→ **The records**:
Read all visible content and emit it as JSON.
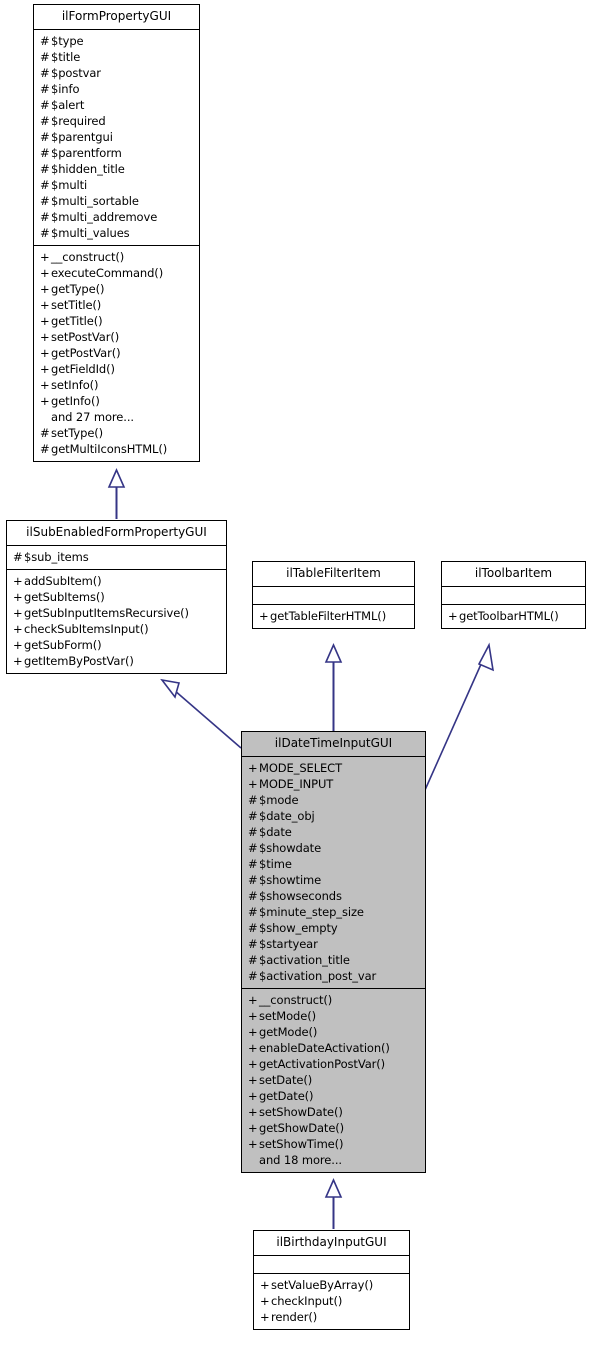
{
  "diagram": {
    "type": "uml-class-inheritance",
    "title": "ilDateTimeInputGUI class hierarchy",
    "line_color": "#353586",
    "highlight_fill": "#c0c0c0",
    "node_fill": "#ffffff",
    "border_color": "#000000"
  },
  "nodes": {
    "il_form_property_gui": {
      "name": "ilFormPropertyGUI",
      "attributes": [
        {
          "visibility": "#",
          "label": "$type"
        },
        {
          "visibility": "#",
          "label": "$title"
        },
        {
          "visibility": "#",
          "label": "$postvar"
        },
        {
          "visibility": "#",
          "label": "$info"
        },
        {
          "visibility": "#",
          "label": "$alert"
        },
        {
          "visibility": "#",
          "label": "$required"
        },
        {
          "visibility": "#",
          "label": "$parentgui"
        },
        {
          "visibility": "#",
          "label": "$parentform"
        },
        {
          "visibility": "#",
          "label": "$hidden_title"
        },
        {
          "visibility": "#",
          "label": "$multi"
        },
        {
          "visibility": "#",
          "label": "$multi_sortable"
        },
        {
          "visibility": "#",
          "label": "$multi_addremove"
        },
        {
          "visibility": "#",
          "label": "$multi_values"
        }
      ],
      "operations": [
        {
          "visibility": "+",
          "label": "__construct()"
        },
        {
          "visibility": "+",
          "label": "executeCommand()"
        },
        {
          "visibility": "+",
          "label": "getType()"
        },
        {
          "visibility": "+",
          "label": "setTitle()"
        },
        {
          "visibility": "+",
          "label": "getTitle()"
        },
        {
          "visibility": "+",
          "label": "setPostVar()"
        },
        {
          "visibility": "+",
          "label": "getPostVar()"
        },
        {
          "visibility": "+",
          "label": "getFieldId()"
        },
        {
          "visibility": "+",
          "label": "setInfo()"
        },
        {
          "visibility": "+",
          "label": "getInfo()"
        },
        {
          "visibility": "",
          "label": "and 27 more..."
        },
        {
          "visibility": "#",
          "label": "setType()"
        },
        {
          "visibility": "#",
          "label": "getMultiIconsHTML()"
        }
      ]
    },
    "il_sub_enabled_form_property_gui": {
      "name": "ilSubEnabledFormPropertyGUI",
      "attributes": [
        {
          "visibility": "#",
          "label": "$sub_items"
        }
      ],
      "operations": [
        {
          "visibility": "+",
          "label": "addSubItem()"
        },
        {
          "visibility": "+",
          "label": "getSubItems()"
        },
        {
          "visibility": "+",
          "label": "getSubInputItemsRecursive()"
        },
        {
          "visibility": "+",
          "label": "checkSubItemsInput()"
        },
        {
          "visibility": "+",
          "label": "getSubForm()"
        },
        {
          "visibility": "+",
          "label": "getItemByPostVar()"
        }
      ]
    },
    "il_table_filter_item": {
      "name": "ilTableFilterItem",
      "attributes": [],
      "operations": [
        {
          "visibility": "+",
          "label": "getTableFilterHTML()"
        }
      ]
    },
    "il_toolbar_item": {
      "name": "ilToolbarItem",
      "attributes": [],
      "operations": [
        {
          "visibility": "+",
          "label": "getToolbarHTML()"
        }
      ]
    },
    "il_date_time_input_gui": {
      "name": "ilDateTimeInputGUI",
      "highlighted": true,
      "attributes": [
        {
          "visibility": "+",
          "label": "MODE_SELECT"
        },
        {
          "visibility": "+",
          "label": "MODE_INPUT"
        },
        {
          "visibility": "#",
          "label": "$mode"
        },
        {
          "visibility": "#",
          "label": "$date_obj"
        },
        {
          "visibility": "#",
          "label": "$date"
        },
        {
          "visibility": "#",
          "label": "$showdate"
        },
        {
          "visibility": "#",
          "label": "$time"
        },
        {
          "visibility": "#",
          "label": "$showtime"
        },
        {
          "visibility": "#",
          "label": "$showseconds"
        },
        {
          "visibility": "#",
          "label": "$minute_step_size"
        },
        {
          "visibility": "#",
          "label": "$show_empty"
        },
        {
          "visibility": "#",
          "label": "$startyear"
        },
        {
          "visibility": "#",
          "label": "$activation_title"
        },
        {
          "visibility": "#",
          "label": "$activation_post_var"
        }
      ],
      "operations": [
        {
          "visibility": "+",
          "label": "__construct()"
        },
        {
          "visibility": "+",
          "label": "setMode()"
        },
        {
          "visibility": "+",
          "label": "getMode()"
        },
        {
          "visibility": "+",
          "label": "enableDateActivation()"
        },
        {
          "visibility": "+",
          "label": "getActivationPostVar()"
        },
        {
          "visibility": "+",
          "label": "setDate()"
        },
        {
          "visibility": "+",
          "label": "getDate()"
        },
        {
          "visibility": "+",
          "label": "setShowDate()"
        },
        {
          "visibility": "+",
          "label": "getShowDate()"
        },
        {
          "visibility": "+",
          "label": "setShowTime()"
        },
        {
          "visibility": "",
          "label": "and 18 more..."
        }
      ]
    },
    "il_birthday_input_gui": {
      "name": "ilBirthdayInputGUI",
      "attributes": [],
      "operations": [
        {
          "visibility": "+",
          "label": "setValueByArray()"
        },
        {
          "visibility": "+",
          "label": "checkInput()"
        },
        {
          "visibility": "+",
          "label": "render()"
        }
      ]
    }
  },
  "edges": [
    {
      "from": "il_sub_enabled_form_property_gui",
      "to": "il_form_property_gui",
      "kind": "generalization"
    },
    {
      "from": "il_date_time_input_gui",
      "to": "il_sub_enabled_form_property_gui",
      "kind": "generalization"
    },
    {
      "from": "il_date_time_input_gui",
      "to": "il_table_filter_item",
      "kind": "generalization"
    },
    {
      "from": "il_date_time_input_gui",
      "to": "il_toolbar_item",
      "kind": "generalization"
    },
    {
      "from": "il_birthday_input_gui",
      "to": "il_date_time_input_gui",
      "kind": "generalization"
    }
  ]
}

→ **Do this**: Restate the whole listing above exactly, except for its images.

→ **Correct output**:
Read all visible content and emit it as JSON.
{
  "diagram": {
    "type": "uml-class-inheritance",
    "title": "ilDateTimeInputGUI class hierarchy",
    "line_color": "#353586",
    "highlight_fill": "#c0c0c0",
    "node_fill": "#ffffff",
    "border_color": "#000000"
  },
  "nodes": {
    "il_form_property_gui": {
      "name": "ilFormPropertyGUI",
      "attributes": [
        {
          "visibility": "#",
          "label": "$type"
        },
        {
          "visibility": "#",
          "label": "$title"
        },
        {
          "visibility": "#",
          "label": "$postvar"
        },
        {
          "visibility": "#",
          "label": "$info"
        },
        {
          "visibility": "#",
          "label": "$alert"
        },
        {
          "visibility": "#",
          "label": "$required"
        },
        {
          "visibility": "#",
          "label": "$parentgui"
        },
        {
          "visibility": "#",
          "label": "$parentform"
        },
        {
          "visibility": "#",
          "label": "$hidden_title"
        },
        {
          "visibility": "#",
          "label": "$multi"
        },
        {
          "visibility": "#",
          "label": "$multi_sortable"
        },
        {
          "visibility": "#",
          "label": "$multi_addremove"
        },
        {
          "visibility": "#",
          "label": "$multi_values"
        }
      ],
      "operations": [
        {
          "visibility": "+",
          "label": "__construct()"
        },
        {
          "visibility": "+",
          "label": "executeCommand()"
        },
        {
          "visibility": "+",
          "label": "getType()"
        },
        {
          "visibility": "+",
          "label": "setTitle()"
        },
        {
          "visibility": "+",
          "label": "getTitle()"
        },
        {
          "visibility": "+",
          "label": "setPostVar()"
        },
        {
          "visibility": "+",
          "label": "getPostVar()"
        },
        {
          "visibility": "+",
          "label": "getFieldId()"
        },
        {
          "visibility": "+",
          "label": "setInfo()"
        },
        {
          "visibility": "+",
          "label": "getInfo()"
        },
        {
          "visibility": "",
          "label": "and 27 more..."
        },
        {
          "visibility": "#",
          "label": "setType()"
        },
        {
          "visibility": "#",
          "label": "getMultiIconsHTML()"
        }
      ]
    },
    "il_sub_enabled_form_property_gui": {
      "name": "ilSubEnabledFormPropertyGUI",
      "attributes": [
        {
          "visibility": "#",
          "label": "$sub_items"
        }
      ],
      "operations": [
        {
          "visibility": "+",
          "label": "addSubItem()"
        },
        {
          "visibility": "+",
          "label": "getSubItems()"
        },
        {
          "visibility": "+",
          "label": "getSubInputItemsRecursive()"
        },
        {
          "visibility": "+",
          "label": "checkSubItemsInput()"
        },
        {
          "visibility": "+",
          "label": "getSubForm()"
        },
        {
          "visibility": "+",
          "label": "getItemByPostVar()"
        }
      ]
    },
    "il_table_filter_item": {
      "name": "ilTableFilterItem",
      "attributes": [],
      "operations": [
        {
          "visibility": "+",
          "label": "getTableFilterHTML()"
        }
      ]
    },
    "il_toolbar_item": {
      "name": "ilToolbarItem",
      "attributes": [],
      "operations": [
        {
          "visibility": "+",
          "label": "getToolbarHTML()"
        }
      ]
    },
    "il_date_time_input_gui": {
      "name": "ilDateTimeInputGUI",
      "highlighted": true,
      "attributes": [
        {
          "visibility": "+",
          "label": "MODE_SELECT"
        },
        {
          "visibility": "+",
          "label": "MODE_INPUT"
        },
        {
          "visibility": "#",
          "label": "$mode"
        },
        {
          "visibility": "#",
          "label": "$date_obj"
        },
        {
          "visibility": "#",
          "label": "$date"
        },
        {
          "visibility": "#",
          "label": "$showdate"
        },
        {
          "visibility": "#",
          "label": "$time"
        },
        {
          "visibility": "#",
          "label": "$showtime"
        },
        {
          "visibility": "#",
          "label": "$showseconds"
        },
        {
          "visibility": "#",
          "label": "$minute_step_size"
        },
        {
          "visibility": "#",
          "label": "$show_empty"
        },
        {
          "visibility": "#",
          "label": "$startyear"
        },
        {
          "visibility": "#",
          "label": "$activation_title"
        },
        {
          "visibility": "#",
          "label": "$activation_post_var"
        }
      ],
      "operations": [
        {
          "visibility": "+",
          "label": "__construct()"
        },
        {
          "visibility": "+",
          "label": "setMode()"
        },
        {
          "visibility": "+",
          "label": "getMode()"
        },
        {
          "visibility": "+",
          "label": "enableDateActivation()"
        },
        {
          "visibility": "+",
          "label": "getActivationPostVar()"
        },
        {
          "visibility": "+",
          "label": "setDate()"
        },
        {
          "visibility": "+",
          "label": "getDate()"
        },
        {
          "visibility": "+",
          "label": "setShowDate()"
        },
        {
          "visibility": "+",
          "label": "getShowDate()"
        },
        {
          "visibility": "+",
          "label": "setShowTime()"
        },
        {
          "visibility": "",
          "label": "and 18 more..."
        }
      ]
    },
    "il_birthday_input_gui": {
      "name": "ilBirthdayInputGUI",
      "attributes": [],
      "operations": [
        {
          "visibility": "+",
          "label": "setValueByArray()"
        },
        {
          "visibility": "+",
          "label": "checkInput()"
        },
        {
          "visibility": "+",
          "label": "render()"
        }
      ]
    }
  },
  "edges": [
    {
      "from": "il_sub_enabled_form_property_gui",
      "to": "il_form_property_gui",
      "kind": "generalization"
    },
    {
      "from": "il_date_time_input_gui",
      "to": "il_sub_enabled_form_property_gui",
      "kind": "generalization"
    },
    {
      "from": "il_date_time_input_gui",
      "to": "il_table_filter_item",
      "kind": "generalization"
    },
    {
      "from": "il_date_time_input_gui",
      "to": "il_toolbar_item",
      "kind": "generalization"
    },
    {
      "from": "il_birthday_input_gui",
      "to": "il_date_time_input_gui",
      "kind": "generalization"
    }
  ]
}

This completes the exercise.